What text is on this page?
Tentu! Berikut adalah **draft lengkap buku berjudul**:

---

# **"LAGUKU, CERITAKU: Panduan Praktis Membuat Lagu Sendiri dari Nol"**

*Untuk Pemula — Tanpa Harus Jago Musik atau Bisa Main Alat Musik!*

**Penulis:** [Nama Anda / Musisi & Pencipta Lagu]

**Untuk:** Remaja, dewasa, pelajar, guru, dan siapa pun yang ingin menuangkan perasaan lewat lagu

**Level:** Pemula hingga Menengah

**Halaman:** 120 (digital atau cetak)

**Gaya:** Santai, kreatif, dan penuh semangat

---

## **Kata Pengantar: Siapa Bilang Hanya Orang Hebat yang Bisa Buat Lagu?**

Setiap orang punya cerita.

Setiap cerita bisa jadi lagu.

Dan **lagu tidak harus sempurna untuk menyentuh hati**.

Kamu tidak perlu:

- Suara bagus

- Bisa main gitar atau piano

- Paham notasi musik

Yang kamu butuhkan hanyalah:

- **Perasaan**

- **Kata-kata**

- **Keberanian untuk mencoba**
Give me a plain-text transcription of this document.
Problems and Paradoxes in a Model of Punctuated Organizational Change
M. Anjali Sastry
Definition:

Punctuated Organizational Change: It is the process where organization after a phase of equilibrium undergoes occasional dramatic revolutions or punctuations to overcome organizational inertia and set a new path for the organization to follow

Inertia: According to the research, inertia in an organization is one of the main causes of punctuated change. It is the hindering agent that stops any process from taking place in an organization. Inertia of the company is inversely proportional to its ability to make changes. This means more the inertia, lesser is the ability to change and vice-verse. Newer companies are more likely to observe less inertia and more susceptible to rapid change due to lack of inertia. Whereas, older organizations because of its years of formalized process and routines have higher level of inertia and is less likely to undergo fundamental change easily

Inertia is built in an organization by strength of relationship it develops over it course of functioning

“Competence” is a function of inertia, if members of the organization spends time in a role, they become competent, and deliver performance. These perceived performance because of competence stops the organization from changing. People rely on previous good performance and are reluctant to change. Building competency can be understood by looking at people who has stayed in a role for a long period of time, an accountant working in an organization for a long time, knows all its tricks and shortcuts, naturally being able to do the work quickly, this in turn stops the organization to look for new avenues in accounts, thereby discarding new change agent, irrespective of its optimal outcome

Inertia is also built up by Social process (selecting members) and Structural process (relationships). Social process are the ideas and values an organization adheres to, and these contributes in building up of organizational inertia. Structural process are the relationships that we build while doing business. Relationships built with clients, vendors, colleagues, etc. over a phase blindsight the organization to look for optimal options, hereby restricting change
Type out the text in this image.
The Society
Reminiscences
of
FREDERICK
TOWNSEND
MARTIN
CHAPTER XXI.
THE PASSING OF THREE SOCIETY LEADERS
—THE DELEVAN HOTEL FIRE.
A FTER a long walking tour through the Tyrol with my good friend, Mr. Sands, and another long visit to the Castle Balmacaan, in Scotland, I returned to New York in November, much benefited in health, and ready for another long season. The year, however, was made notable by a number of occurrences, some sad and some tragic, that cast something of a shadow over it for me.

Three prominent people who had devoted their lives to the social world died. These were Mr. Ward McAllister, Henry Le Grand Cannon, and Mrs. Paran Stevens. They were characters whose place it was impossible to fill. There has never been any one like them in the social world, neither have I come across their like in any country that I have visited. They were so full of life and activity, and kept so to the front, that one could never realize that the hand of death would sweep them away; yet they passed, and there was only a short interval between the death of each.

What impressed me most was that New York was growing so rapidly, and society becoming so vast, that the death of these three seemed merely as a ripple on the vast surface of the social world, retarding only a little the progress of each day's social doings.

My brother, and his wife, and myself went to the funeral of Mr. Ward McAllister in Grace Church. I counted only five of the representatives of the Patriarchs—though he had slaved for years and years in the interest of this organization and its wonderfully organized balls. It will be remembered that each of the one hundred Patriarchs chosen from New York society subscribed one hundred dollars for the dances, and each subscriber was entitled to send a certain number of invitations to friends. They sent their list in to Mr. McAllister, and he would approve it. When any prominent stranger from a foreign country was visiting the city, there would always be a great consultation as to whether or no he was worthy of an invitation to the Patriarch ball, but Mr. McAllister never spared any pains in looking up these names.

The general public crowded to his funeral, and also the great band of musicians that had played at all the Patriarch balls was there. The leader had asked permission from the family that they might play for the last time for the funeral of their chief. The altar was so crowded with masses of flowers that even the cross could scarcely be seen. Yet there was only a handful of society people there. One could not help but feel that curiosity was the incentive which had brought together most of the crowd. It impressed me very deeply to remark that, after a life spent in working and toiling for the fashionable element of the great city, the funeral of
- - - - - - -
What the exercise asks — Nothing should be left out: return all of the records exactly.

Output below —
What text is on this page?
Tentu! Berikut adalah **draft lengkap buku berjudul**:

---

# **"LAGUKU, CERITAKU: Panduan Praktis Membuat Lagu Sendiri dari Nol"**

*Untuk Pemula — Tanpa Harus Jago Musik atau Bisa Main Alat Musik!*

**Penulis:** [Nama Anda / Musisi & Pencipta Lagu]

**Untuk:** Remaja, dewasa, pelajar, guru, dan siapa pun yang ingin menuangkan perasaan lewat lagu

**Level:** Pemula hingga Menengah

**Halaman:** 120 (digital atau cetak)

**Gaya:** Santai, kreatif, dan penuh semangat

---

## **Kata Pengantar: Siapa Bilang Hanya Orang Hebat yang Bisa Buat Lagu?**

Setiap orang punya cerita.

Setiap cerita bisa jadi lagu.

Dan **lagu tidak harus sempurna untuk menyentuh hati**.

Kamu tidak perlu:

- Suara bagus

- Bisa main gitar atau piano

- Paham notasi musik

Yang kamu butuhkan hanyalah:

- **Perasaan**

- **Kata-kata**

- **Keberanian untuk mencoba**
Give me a plain-text transcription of this document.
Problems and Paradoxes in a Model of Punctuated Organizational Change
M. Anjali Sastry
Definition:

Punctuated Organizational Change: It is the process where organization after a phase of equilibrium undergoes occasional dramatic revolutions or punctuations to overcome organizational inertia and set a new path for the organization to follow

Inertia: According to the research, inertia in an organization is one of the main causes of punctuated change. It is the hindering agent that stops any process from taking place in an organization. Inertia of the company is inversely proportional to its ability to make changes. This means more the inertia, lesser is the ability to change and vice-verse. Newer companies are more likely to observe less inertia and more susceptible to rapid change due to lack of inertia. Whereas, older organizations because of its years of formalized process and routines have higher level of inertia and is less likely to undergo fundamental change easily

Inertia is built in an organization by strength of relationship it develops over it course of functioning

“Competence” is a function of inertia, if members of the organization spends time in a role, they become competent, and deliver performance. These perceived performance because of competence stops the organization from changing. People rely on previous good performance and are reluctant to change. Building competency can be understood by looking at people who has stayed in a role for a long period of time, an accountant working in an organization for a long time, knows all its tricks and shortcuts, naturally being able to do the work quickly, this in turn stops the organization to look for new avenues in accounts, thereby discarding new change agent, irrespective of its optimal outcome

Inertia is also built up by Social process (selecting members) and Structural process (relationships). Social process are the ideas and values an organization adheres to, and these contributes in building up of organizational inertia. Structural process are the relationships that we build while doing business. Relationships built with clients, vendors, colleagues, etc. over a phase blindsight the organization to look for optimal options, hereby restricting change
Type out the text in this image.
The Society
Reminiscences
of
FREDERICK
TOWNSEND
MARTIN
CHAPTER XXI.
THE PASSING OF THREE SOCIETY LEADERS
—THE DELEVAN HOTEL FIRE.
A FTER a long walking tour through the Tyrol with my good friend, Mr. Sands, and another long visit to the Castle Balmacaan, in Scotland, I returned to New York in November, much benefited in health, and ready for another long season. The year, however, was made notable by a number of occurrences, some sad and some tragic, that cast something of a shadow over it for me.

Three prominent people who had devoted their lives to the social world died. These were Mr. Ward McAllister, Henry Le Grand Cannon, and Mrs. Paran Stevens. They were characters whose place it was impossible to fill. There has never been any one like them in the social world, neither have I come across their like in any country that I have visited. They were so full of life and activity, and kept so to the front, that one could never realize that the hand of death would sweep them away; yet they passed, and there was only a short interval between the death of each.

What impressed me most was that New York was growing so rapidly, and society becoming so vast, that the death of these three seemed merely as a ripple on the vast surface of the social world, retarding only a little the progress of each day's social doings.

My brother, and his wife, and myself went to the funeral of Mr. Ward McAllister in Grace Church. I counted only five of the representatives of the Patriarchs—though he had slaved for years and years in the interest of this organization and its wonderfully organized balls. It will be remembered that each of the one hundred Patriarchs chosen from New York society subscribed one hundred dollars for the dances, and each subscriber was entitled to send a certain number of invitations to friends. They sent their list in to Mr. McAllister, and he would approve it. When any prominent stranger from a foreign country was visiting the city, there would always be a great consultation as to whether or no he was worthy of an invitation to the Patriarch ball, but Mr. McAllister never spared any pains in looking up these names.

The general public crowded to his funeral, and also the great band of musicians that had played at all the Patriarch balls was there. The leader had asked permission from the family that they might play for the last time for the funeral of their chief. The altar was so crowded with masses of flowers that even the cross could scarcely be seen. Yet there was only a handful of society people there. One could not help but feel that curiosity was the incentive which had brought together most of the crowd. It impressed me very deeply to remark that, after a life spent in working and toiling for the fashionable element of the great city, the funeral of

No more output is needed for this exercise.